__Information provided__
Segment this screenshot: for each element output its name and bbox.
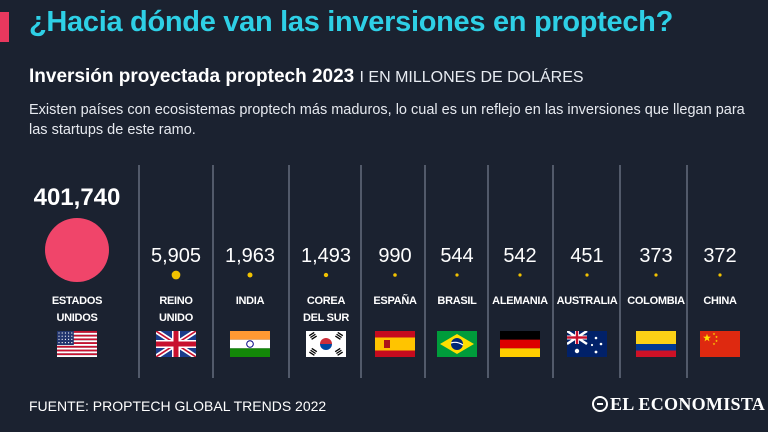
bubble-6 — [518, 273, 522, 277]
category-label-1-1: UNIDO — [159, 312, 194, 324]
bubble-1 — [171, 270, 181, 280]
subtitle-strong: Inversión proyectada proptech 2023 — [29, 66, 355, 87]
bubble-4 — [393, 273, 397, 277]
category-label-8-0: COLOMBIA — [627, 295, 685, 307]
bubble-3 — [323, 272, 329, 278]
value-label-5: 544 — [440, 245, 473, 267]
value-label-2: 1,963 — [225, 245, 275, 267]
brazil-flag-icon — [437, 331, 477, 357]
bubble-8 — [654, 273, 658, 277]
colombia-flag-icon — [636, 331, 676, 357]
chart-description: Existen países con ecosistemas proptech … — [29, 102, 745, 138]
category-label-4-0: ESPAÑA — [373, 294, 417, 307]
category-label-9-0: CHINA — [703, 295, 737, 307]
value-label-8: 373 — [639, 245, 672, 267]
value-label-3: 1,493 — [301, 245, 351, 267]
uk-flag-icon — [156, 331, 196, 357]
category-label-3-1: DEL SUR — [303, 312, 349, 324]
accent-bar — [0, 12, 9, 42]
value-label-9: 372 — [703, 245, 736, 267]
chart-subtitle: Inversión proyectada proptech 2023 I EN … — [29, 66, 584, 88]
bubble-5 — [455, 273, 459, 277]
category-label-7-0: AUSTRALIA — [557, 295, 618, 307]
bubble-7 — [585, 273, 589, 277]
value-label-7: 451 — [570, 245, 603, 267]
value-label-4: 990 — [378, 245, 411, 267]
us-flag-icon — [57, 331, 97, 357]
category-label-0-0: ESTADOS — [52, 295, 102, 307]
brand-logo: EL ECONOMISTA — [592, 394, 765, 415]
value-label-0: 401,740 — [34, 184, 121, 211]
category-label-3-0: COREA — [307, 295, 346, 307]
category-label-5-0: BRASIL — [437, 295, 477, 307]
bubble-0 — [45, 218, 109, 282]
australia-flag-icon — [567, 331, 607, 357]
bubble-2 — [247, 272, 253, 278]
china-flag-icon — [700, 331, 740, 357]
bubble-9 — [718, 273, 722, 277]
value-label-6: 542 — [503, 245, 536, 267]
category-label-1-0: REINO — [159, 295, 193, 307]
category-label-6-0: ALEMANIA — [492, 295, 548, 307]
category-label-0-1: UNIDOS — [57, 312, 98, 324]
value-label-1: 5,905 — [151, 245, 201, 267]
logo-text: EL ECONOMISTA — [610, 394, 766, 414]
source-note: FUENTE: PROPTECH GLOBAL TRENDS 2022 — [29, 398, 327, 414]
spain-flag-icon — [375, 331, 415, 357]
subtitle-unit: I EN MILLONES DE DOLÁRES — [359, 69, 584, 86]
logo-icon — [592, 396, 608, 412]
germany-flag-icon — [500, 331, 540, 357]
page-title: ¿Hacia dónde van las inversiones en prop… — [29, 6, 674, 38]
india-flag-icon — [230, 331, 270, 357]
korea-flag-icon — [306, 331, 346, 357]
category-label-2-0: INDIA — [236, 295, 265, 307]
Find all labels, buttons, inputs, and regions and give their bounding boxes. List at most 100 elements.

__Given problem__
Can you render every line of the items above as a Markdown table with the columns No. and Line, one numbered row per line? Skip blank lines and leave the pictures out.

__In response__
| No. | Line |
|---|---|
| 1 | Segment this screenshot: for each element output its name and bbox. |
| 2 | bubble-6 — [518, 273, 522, 277] |
| 3 | category-label-1-1: UNIDO — [159, 312, 194, 324] |
| 4 | bubble-1 — [171, 270, 181, 280] |
| 5 | subtitle-strong: Inversión proyectada proptech 2023 — [29, 66, 355, 87] |
| 6 | bubble-4 — [393, 273, 397, 277] |
| 7 | category-label-8-0: COLOMBIA — [627, 295, 685, 307] |
| 8 | bubble-3 — [323, 272, 329, 278] |
| 9 | value-label-5: 544 — [440, 245, 473, 267] |
| 10 | value-label-2: 1,963 — [225, 245, 275, 267] |
| 11 | brazil-flag-icon — [437, 331, 477, 357] |
| 12 | bubble-8 — [654, 273, 658, 277] |
| 13 | colombia-flag-icon — [636, 331, 676, 357] |
| 14 | chart-description: Existen países con ecosistemas proptech … — [29, 102, 745, 138] |
| 15 | category-label-4-0: ESPAÑA — [373, 294, 417, 307] |
| 16 | category-label-9-0: CHINA — [703, 295, 737, 307] |
| 17 | value-label-8: 373 — [639, 245, 672, 267] |
| 18 | value-label-3: 1,493 — [301, 245, 351, 267] |
| 19 | uk-flag-icon — [156, 331, 196, 357] |
| 20 | category-label-3-1: DEL SUR — [303, 312, 349, 324] |
| 21 | accent-bar — [0, 12, 9, 42] |
| 22 | value-label-9: 372 — [703, 245, 736, 267] |
| 23 | chart-subtitle: Inversión proyectada proptech 2023 I EN … — [29, 66, 584, 88] |
| 24 | bubble-5 — [455, 273, 459, 277] |
| 25 | category-label-7-0: AUSTRALIA — [557, 295, 618, 307] |
| 26 | bubble-7 — [585, 273, 589, 277] |
| 27 | value-label-7: 451 — [570, 245, 603, 267] |
| 28 | value-label-4: 990 — [378, 245, 411, 267] |
| 29 | us-flag-icon — [57, 331, 97, 357] |
| 30 | category-label-0-0: ESTADOS — [52, 295, 102, 307] |
| 31 | brand-logo: EL ECONOMISTA — [592, 394, 765, 415] |
| 32 | value-label-0: 401,740 — [34, 184, 121, 211] |
| 33 | category-label-3-0: COREA — [307, 295, 346, 307] |
| 34 | category-label-5-0: BRASIL — [437, 295, 477, 307] |
| 35 | bubble-0 — [45, 218, 109, 282] |
| 36 | australia-flag-icon — [567, 331, 607, 357] |
| 37 | bubble-2 — [247, 272, 253, 278] |
| 38 | china-flag-icon — [700, 331, 740, 357] |
| 39 | bubble-9 — [718, 273, 722, 277] |
| 40 | value-label-6: 542 — [503, 245, 536, 267] |
| 41 | category-label-1-0: REINO — [159, 295, 193, 307] |
| 42 | category-label-6-0: ALEMANIA — [492, 295, 548, 307] |
| 43 | category-label-0-1: UNIDOS — [57, 312, 98, 324] |
| 44 | value-label-1: 5,905 — [151, 245, 201, 267] |
| 45 | logo-text: EL ECONOMISTA — [610, 394, 766, 414] |
| 46 | source-note: FUENTE: PROPTECH GLOBAL TRENDS 2022 — [29, 398, 327, 414] |
| 47 | spain-flag-icon — [375, 331, 415, 357] |
| 48 | subtitle-unit: I EN MILLONES DE DOLÁRES — [359, 69, 584, 86] |
| 49 | logo-icon — [592, 396, 608, 412] |
| 50 | germany-flag-icon — [500, 331, 540, 357] |
| 51 | page-title: ¿Hacia dónde van las inversiones en prop… — [29, 6, 674, 38] |
| 52 | india-flag-icon — [230, 331, 270, 357] |
| 53 | korea-flag-icon — [306, 331, 346, 357] |
| 54 | category-label-2-0: INDIA — [236, 295, 265, 307] |
| 55 | Find all labels, buttons, inputs, and regions and give their bounding boxes. List at most 100 elements. |